▶ [YOUR OBJECTIVE]: Please copy the listing below, renaming every "series-line" to "plot-line" and leaving everything else unchanged.

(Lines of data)
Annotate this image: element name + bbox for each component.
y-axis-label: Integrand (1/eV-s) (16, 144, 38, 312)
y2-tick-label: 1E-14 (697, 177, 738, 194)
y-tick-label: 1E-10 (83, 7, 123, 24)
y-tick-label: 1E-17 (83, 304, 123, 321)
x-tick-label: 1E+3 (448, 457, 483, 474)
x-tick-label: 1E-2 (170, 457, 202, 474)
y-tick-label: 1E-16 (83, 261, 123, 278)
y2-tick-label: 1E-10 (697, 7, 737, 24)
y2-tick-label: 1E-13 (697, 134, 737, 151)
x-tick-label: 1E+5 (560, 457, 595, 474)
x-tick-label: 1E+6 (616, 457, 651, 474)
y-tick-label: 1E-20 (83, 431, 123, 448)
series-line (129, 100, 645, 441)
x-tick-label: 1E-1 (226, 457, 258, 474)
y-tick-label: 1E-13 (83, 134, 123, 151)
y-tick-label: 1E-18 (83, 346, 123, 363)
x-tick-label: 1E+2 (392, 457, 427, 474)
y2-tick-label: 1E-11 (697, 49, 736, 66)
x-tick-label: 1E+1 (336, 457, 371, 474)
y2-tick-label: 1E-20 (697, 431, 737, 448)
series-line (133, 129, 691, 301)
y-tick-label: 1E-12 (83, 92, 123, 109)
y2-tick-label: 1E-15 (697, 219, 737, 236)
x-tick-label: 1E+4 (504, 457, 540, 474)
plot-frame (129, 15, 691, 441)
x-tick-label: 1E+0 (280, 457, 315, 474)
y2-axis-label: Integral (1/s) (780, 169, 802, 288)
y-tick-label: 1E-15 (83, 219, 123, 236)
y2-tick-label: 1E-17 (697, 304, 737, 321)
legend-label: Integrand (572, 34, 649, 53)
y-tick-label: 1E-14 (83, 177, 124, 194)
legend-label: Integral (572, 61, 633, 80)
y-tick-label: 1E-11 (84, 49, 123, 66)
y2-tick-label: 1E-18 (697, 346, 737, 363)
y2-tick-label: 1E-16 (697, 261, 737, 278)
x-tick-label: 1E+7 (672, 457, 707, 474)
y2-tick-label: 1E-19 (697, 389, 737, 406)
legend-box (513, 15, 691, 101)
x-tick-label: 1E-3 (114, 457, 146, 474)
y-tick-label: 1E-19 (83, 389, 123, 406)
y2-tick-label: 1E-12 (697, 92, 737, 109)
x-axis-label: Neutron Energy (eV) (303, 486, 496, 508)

▶ [TASK OUTPUT]:
Annotate this image: element name + bbox for each component.
y-axis-label: Integrand (1/eV-s) (16, 144, 38, 312)
y2-tick-label: 1E-14 (697, 177, 738, 194)
y-tick-label: 1E-10 (83, 7, 123, 24)
y-tick-label: 1E-17 (83, 304, 123, 321)
x-tick-label: 1E+3 (448, 457, 483, 474)
x-tick-label: 1E-2 (170, 457, 202, 474)
y-tick-label: 1E-16 (83, 261, 123, 278)
y2-tick-label: 1E-10 (697, 7, 737, 24)
y2-tick-label: 1E-13 (697, 134, 737, 151)
x-tick-label: 1E+5 (560, 457, 595, 474)
x-tick-label: 1E+6 (616, 457, 651, 474)
y-tick-label: 1E-20 (83, 431, 123, 448)
plot-line (129, 100, 645, 441)
x-tick-label: 1E-1 (226, 457, 258, 474)
y-tick-label: 1E-13 (83, 134, 123, 151)
y-tick-label: 1E-18 (83, 346, 123, 363)
x-tick-label: 1E+2 (392, 457, 427, 474)
y2-tick-label: 1E-11 (697, 49, 736, 66)
x-tick-label: 1E+1 (336, 457, 371, 474)
y2-tick-label: 1E-20 (697, 431, 737, 448)
plot-line (133, 129, 691, 301)
y-tick-label: 1E-12 (83, 92, 123, 109)
y2-tick-label: 1E-15 (697, 219, 737, 236)
x-tick-label: 1E+4 (504, 457, 540, 474)
plot-frame (129, 15, 691, 441)
x-tick-label: 1E+0 (280, 457, 315, 474)
y2-axis-label: Integral (1/s) (780, 169, 802, 288)
y-tick-label: 1E-15 (83, 219, 123, 236)
y2-tick-label: 1E-17 (697, 304, 737, 321)
legend-label: Integrand (572, 34, 649, 53)
y-tick-label: 1E-14 (83, 177, 124, 194)
legend-label: Integral (572, 61, 633, 80)
y-tick-label: 1E-11 (84, 49, 123, 66)
y2-tick-label: 1E-18 (697, 346, 737, 363)
y2-tick-label: 1E-16 (697, 261, 737, 278)
x-tick-label: 1E+7 (672, 457, 707, 474)
y2-tick-label: 1E-19 (697, 389, 737, 406)
legend-box (513, 15, 691, 101)
x-tick-label: 1E-3 (114, 457, 146, 474)
y-tick-label: 1E-19 (83, 389, 123, 406)
y2-tick-label: 1E-12 (697, 92, 737, 109)
x-axis-label: Neutron Energy (eV) (303, 486, 496, 508)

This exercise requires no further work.